Extract
• • • •

- Born: 1962 (age 63–64) Nairobi Kenya
- Citizenship: Based in Houston, Texas, United States.
- Education: Byam Shaw School of Art, London, (1988) Southampton College of Art, Hampshire, England, (1987)
- Occupations: Artist, Painters and Designer
- Notable work: A solo exhibition with the Rebecca Hossack Gallery 2000. Her film My Beautiful Violetta, a collaboration with London musician Sarah Sarhandi in 2003.
- Mother: Errol Trzebinski( née Eryl Jones)

= Gabriela Trzebinski =

Gabriela Trzebinski (born 1962) is an African artist of European heritage based in Houston, Texas, United States.

==Family and early life==
Gabriela Trzebinski was born in Nairobi, Kenya, one of three children, her brothers are named Bruce and Tonio. Her British mother, the writer Errol Trzebinski, who was born Eryl Jones had changed her first name when she married a Polish architect, Sbish (Zbigniew, Waclaw) Trzebinski (died 15 March 2005).

From early childhood, issues of cross culture, race and gender have concerned Trzebinski.

Gabriela attended Byam Shaw School of Art, London, (1988) and Southampton College of Art, Hampshire, England, (1987).

==Art==
In 1995, Gabriela Trzebinski worked both as painter & designer.

In 2000, Trzebinski had a solo exhibition with the Rebecca Hossack Gallery . Later that year, the Rebecca Hossack Gallery represented Trzebinski at artLondon at the Duke of York's Headquarters. Her film My Beautiful Violetta, a collaboration with London musician Sarah Sarhandi was a ten-minute digitised Super 8 film, shown at the Portobello Film Festival, London, in 2003.

A solo show, Gabriela Trzebinski:New Paintings and the "Matatu" Project, took place in 2006 at the George Adams Gallery, New York. In October 2006, she was in the group show, Run for Your Lives! at DiverseWorks, Houston, with paintings depicted in a primitive manner, for example incidents of disaster and war on television screens. One painting ironically titled Clijsters ruled out of U.S. Open shows text on the bottom (in the manner of scrolling news) over an image of blood-spattered walls from a CNN report on the bombing of Beirut. Headlines and logos were similarly incorporated in other subjects, amongst which were U.N. tanks in Rwanda and the disaster zone after Hurricane Katrina. The painting executed in 2006 showed the Lost Boys of Sudan looking out of an aeroplane's windows as the young refugees from Sudan arrived in the United States in 2000.

In December 2007, Trzebinski was one of five artists invited by curator & artist Michael Guidry to exhibit items they prized in the show, Little Known Facts, at the Lawndale Art Center by recreating an area of their studio. She filled the wall space with newspaper cuttings, many of which related to Africa, and also displayed some artwork, resulting in a "fascinating and poignant insider's take" on both Trzebinski's African upbringing and life in the United States as a white African.

In April 2008, she took part at the Contemporary Arts Museum Houston in "Slide Jam", a monthly presentation by the museum's education program. Houston Area Exhibition of the best local Houston artists, held every four years at the Blaffer Gallery on campus at the University of Houston. Her brutal imagery, derived from her intense experiences of multiculturalism in Africa, showed political oppression, sex, mutilation and death. My Daddy Is a Tranny, discusses old Swahili customs in reference to yearly festivities and the occasional ambiguous dress code of street performers along the East African Kenyan coast, namely on the island of Lamu.

In 2008, Trzebinski was one of the people honored at the tenth anniversary annual fundraising dinner of the Aurora Picture Show, Houston, for their support and influence.

In Disturbance of Distance, a show curated by Eleanor Williams at the art space Box 13, Houston, in February 2009, Trzebinski showed The Burning of Hides, a newly re-edited Super-8 film of a burning pyre of animal hides and game trophies. This controversial event took place in Nairobi National Park, on the outskirts of Nairobi's city center, Kenya. In 1989 as a government's protest against the widespread poaching of wildlife, administrators arranged the destruction of all game trophies that were held in storage. Prior to this the Kenyan government burnt the ivory of over 2000 elephant at the same venue and for the same reason.

• • • •

Apply what you read
[1] According to the Gabriela Trzebinski article, at which gallery did her 2006 solo show take place?
[2] Summarize the Gabriela Trzebinski article in two sentences.
[3] Translate this sentence from the Gabriela Trzebinski article into French: "From early childhood, issues of cross culture, race and gender have concerned Trzebinski."
The entries after this point are separate material, distinct from the Gabriela Trzebinski article.

Excerpted data
• • • •

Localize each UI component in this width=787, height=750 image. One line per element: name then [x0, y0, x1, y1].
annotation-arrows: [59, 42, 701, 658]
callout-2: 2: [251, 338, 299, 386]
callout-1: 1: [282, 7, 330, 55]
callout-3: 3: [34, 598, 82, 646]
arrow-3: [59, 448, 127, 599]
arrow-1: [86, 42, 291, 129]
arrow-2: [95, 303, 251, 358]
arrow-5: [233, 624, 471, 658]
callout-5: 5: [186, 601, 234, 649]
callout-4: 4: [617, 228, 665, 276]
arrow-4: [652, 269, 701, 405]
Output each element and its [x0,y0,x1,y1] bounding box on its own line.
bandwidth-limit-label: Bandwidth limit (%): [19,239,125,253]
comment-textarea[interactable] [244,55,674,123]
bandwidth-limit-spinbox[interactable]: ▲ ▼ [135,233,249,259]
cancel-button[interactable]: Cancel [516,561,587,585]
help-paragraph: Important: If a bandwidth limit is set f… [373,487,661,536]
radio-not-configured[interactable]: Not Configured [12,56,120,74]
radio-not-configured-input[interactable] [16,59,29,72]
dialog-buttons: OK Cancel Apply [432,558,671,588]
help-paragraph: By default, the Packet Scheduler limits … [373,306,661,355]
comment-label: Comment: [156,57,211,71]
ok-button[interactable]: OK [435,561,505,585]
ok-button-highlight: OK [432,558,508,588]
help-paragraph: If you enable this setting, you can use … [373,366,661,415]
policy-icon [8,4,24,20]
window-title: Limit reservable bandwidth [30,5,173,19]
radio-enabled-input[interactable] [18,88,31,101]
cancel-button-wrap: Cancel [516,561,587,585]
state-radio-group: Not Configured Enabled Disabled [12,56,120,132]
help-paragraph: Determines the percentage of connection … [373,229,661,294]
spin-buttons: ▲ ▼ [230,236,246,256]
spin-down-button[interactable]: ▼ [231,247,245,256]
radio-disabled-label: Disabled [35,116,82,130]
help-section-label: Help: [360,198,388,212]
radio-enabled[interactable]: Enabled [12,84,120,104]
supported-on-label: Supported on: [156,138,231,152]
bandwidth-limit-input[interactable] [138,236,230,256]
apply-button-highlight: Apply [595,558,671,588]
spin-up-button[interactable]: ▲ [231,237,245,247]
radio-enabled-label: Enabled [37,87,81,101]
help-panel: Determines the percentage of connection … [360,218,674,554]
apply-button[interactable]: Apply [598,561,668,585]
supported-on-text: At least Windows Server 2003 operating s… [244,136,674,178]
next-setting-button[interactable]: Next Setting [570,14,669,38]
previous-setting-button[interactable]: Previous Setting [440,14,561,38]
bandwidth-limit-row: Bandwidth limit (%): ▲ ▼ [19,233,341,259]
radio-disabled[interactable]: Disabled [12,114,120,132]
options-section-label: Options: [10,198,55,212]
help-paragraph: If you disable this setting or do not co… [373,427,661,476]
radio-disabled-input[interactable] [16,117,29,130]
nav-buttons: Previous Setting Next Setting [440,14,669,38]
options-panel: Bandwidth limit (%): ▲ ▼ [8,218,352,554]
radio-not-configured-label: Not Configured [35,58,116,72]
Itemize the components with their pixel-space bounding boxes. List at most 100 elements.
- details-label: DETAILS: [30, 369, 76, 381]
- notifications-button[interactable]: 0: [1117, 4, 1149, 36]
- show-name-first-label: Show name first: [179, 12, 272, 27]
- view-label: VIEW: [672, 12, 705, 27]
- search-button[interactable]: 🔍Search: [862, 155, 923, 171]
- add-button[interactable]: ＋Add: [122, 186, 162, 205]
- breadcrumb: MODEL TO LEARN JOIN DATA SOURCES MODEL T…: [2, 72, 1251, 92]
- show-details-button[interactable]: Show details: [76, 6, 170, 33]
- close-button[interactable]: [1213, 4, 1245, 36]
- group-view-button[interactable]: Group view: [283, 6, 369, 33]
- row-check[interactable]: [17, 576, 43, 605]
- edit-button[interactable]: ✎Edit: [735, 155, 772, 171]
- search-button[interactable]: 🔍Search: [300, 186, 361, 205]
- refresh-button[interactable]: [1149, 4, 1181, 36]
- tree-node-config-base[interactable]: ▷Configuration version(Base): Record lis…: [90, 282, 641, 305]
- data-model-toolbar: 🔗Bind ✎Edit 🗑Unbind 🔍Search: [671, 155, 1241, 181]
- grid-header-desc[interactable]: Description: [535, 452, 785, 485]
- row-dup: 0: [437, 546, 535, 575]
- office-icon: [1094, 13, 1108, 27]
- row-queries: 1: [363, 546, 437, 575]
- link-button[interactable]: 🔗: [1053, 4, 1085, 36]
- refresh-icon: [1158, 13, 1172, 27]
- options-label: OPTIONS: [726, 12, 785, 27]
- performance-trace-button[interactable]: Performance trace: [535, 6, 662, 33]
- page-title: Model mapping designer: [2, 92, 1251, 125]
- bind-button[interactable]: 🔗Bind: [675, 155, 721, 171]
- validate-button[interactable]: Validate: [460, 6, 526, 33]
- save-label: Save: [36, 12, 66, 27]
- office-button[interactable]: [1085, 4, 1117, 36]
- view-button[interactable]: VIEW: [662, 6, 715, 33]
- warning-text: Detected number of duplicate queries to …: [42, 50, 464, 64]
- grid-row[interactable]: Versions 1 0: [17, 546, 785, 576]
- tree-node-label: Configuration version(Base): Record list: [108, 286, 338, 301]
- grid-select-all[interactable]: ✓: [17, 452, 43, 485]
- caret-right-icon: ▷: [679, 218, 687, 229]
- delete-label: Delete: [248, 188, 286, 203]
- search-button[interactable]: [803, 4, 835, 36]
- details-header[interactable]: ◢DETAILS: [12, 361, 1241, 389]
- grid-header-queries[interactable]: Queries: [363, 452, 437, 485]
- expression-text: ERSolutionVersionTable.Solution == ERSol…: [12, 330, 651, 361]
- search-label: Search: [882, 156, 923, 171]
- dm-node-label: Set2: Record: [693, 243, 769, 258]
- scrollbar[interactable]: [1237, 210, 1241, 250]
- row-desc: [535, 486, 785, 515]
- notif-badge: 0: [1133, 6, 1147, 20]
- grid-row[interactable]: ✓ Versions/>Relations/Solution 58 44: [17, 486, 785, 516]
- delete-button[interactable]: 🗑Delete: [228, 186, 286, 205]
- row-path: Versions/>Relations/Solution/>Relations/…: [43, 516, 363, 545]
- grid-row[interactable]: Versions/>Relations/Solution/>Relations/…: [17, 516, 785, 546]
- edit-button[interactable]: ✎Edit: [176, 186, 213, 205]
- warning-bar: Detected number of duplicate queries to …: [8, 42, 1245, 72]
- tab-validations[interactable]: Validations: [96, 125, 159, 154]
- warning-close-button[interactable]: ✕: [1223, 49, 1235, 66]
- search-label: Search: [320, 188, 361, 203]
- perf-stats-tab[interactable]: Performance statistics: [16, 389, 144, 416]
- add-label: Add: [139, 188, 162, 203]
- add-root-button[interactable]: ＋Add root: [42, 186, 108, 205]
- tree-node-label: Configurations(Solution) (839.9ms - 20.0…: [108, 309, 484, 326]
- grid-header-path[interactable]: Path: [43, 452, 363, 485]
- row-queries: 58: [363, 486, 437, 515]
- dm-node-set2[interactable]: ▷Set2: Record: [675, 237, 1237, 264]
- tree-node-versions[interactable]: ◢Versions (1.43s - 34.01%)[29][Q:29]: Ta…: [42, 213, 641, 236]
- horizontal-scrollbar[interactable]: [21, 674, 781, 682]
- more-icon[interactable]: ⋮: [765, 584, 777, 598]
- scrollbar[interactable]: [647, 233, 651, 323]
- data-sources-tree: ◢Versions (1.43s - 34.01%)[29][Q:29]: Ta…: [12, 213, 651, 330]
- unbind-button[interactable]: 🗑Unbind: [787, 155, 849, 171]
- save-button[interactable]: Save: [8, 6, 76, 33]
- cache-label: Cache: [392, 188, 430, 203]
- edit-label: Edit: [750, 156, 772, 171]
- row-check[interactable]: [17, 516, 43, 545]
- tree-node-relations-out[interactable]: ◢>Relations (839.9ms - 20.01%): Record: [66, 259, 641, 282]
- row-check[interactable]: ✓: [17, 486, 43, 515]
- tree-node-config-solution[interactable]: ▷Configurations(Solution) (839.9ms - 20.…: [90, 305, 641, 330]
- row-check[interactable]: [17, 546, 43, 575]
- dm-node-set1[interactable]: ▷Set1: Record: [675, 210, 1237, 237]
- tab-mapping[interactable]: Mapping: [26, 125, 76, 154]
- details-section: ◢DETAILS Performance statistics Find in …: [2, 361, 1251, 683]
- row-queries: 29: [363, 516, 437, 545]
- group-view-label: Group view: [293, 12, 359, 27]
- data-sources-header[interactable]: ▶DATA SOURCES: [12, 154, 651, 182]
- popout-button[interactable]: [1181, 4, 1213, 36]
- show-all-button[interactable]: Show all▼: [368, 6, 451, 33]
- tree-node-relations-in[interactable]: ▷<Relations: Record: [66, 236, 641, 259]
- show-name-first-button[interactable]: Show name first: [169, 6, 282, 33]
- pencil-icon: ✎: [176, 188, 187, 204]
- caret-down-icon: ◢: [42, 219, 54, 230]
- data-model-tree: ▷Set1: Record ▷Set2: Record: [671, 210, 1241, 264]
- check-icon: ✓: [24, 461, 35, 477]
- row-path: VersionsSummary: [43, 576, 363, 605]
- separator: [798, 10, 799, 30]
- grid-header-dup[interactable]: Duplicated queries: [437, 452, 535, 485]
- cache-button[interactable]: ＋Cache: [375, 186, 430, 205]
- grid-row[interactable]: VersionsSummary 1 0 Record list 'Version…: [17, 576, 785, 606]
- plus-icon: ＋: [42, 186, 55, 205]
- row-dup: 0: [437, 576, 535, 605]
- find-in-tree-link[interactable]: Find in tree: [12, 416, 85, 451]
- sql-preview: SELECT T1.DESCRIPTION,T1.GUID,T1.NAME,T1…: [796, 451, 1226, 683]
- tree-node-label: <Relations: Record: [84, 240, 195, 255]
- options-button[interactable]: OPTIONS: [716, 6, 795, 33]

• • • •

Task-by-task outputs
[1] The George Adams Gallery, New York.

[2] Gabriela Trzebinski, born in Nairobi, Kenya, in 1962, is an African artist of European heritage based in Houston, Texas, who studied at Southampton College of Art and Byam Shaw School of Art. Through paintings, films and exhibitions in London, New York and Houston, her work has depicted subjects such as disaster and war on television, political oppression, and her African upbringing.

[3] Dès sa petite enfance, les questions d'interculturalité, de race et de genre ont préoccupé Trzebinski.